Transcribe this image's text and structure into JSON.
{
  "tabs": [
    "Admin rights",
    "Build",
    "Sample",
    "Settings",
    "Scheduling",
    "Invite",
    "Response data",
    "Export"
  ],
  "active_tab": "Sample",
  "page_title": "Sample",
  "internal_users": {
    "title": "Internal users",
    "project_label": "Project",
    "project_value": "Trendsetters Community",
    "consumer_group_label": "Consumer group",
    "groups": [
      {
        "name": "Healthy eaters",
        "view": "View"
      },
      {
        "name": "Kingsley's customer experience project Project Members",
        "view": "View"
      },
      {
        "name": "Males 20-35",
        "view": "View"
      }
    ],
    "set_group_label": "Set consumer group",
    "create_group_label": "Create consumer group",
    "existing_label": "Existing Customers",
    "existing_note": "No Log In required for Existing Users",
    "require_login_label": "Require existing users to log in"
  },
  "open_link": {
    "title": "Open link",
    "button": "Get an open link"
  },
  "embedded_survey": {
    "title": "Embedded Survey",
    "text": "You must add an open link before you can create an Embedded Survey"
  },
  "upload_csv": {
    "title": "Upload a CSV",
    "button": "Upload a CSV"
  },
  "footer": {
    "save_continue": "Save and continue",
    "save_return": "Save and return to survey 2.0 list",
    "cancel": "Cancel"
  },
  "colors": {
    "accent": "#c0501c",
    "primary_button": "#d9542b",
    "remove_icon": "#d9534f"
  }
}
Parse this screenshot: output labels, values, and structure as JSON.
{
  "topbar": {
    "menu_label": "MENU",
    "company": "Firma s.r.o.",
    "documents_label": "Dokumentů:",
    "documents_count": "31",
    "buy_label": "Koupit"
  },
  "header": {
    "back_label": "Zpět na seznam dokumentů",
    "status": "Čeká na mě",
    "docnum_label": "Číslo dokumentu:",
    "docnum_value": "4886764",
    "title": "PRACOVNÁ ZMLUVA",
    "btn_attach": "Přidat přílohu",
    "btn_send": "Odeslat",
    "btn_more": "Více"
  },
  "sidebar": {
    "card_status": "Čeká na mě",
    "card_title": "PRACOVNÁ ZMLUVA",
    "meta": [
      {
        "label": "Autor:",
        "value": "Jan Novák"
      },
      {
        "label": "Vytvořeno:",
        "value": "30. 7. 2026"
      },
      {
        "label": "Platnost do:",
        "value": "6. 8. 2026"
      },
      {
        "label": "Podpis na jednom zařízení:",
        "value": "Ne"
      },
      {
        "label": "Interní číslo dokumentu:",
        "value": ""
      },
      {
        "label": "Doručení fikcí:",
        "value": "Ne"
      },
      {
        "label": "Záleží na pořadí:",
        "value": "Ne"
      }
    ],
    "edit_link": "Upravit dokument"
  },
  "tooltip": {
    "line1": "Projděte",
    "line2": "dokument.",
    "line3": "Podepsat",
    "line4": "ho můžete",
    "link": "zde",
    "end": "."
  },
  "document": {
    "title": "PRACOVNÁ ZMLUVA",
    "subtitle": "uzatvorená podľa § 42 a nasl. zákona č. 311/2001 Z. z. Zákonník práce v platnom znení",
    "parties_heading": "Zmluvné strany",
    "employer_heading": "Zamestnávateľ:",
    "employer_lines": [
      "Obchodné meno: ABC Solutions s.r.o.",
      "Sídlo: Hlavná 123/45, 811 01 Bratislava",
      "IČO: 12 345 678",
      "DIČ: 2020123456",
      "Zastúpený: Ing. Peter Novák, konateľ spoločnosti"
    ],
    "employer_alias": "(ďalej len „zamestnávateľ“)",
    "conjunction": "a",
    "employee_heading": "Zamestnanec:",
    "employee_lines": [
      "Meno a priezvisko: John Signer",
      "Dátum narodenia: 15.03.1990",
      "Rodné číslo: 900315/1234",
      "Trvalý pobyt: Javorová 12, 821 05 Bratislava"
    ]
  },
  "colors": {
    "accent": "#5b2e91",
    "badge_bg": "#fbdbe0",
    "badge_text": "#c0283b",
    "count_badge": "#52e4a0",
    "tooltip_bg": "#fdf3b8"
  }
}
★ ★ ★ ★ ★
Exercise instructions
Every record above should be copied exactly.

Result of this exercise
Transcribe this image's text and structure into JSON.
{
  "tabs": [
    "Admin rights",
    "Build",
    "Sample",
    "Settings",
    "Scheduling",
    "Invite",
    "Response data",
    "Export"
  ],
  "active_tab": "Sample",
  "page_title": "Sample",
  "internal_users": {
    "title": "Internal users",
    "project_label": "Project",
    "project_value": "Trendsetters Community",
    "consumer_group_label": "Consumer group",
    "groups": [
      {
        "name": "Healthy eaters",
        "view": "View"
      },
      {
        "name": "Kingsley's customer experience project Project Members",
        "view": "View"
      },
      {
        "name": "Males 20-35",
        "view": "View"
      }
    ],
    "set_group_label": "Set consumer group",
    "create_group_label": "Create consumer group",
    "existing_label": "Existing Customers",
    "existing_note": "No Log In required for Existing Users",
    "require_login_label": "Require existing users to log in"
  },
  "open_link": {
    "title": "Open link",
    "button": "Get an open link"
  },
  "embedded_survey": {
    "title": "Embedded Survey",
    "text": "You must add an open link before you can create an Embedded Survey"
  },
  "upload_csv": {
    "title": "Upload a CSV",
    "button": "Upload a CSV"
  },
  "footer": {
    "save_continue": "Save and continue",
    "save_return": "Save and return to survey 2.0 list",
    "cancel": "Cancel"
  },
  "colors": {
    "accent": "#c0501c",
    "primary_button": "#d9542b",
    "remove_icon": "#d9534f"
  }
}
Parse this screenshot: output labels, values, and structure as JSON.
{
  "topbar": {
    "menu_label": "MENU",
    "company": "Firma s.r.o.",
    "documents_label": "Dokumentů:",
    "documents_count": "31",
    "buy_label": "Koupit"
  },
  "header": {
    "back_label": "Zpět na seznam dokumentů",
    "status": "Čeká na mě",
    "docnum_label": "Číslo dokumentu:",
    "docnum_value": "4886764",
    "title": "PRACOVNÁ ZMLUVA",
    "btn_attach": "Přidat přílohu",
    "btn_send": "Odeslat",
    "btn_more": "Více"
  },
  "sidebar": {
    "card_status": "Čeká na mě",
    "card_title": "PRACOVNÁ ZMLUVA",
    "meta": [
      {
        "label": "Autor:",
        "value": "Jan Novák"
      },
      {
        "label": "Vytvořeno:",
        "value": "30. 7. 2026"
      },
      {
        "label": "Platnost do:",
        "value": "6. 8. 2026"
      },
      {
        "label": "Podpis na jednom zařízení:",
        "value": "Ne"
      },
      {
        "label": "Interní číslo dokumentu:",
        "value": ""
      },
      {
        "label": "Doručení fikcí:",
        "value": "Ne"
      },
      {
        "label": "Záleží na pořadí:",
        "value": "Ne"
      }
    ],
    "edit_link": "Upravit dokument"
  },
  "tooltip": {
    "line1": "Projděte",
    "line2": "dokument.",
    "line3": "Podepsat",
    "line4": "ho můžete",
    "link": "zde",
    "end": "."
  },
  "document": {
    "title": "PRACOVNÁ ZMLUVA",
    "subtitle": "uzatvorená podľa § 42 a nasl. zákona č. 311/2001 Z. z. Zákonník práce v platnom znení",
    "parties_heading": "Zmluvné strany",
    "employer_heading": "Zamestnávateľ:",
    "employer_lines": [
      "Obchodné meno: ABC Solutions s.r.o.",
      "Sídlo: Hlavná 123/45, 811 01 Bratislava",
      "IČO: 12 345 678",
      "DIČ: 2020123456",
      "Zastúpený: Ing. Peter Novák, konateľ spoločnosti"
    ],
    "employer_alias": "(ďalej len „zamestnávateľ“)",
    "conjunction": "a",
    "employee_heading": "Zamestnanec:",
    "employee_lines": [
      "Meno a priezvisko: John Signer",
      "Dátum narodenia: 15.03.1990",
      "Rodné číslo: 900315/1234",
      "Trvalý pobyt: Javorová 12, 821 05 Bratislava"
    ]
  },
  "colors": {
    "accent": "#5b2e91",
    "badge_bg": "#fbdbe0",
    "badge_text": "#c0283b",
    "count_badge": "#52e4a0",
    "tooltip_bg": "#fdf3b8"
  }
}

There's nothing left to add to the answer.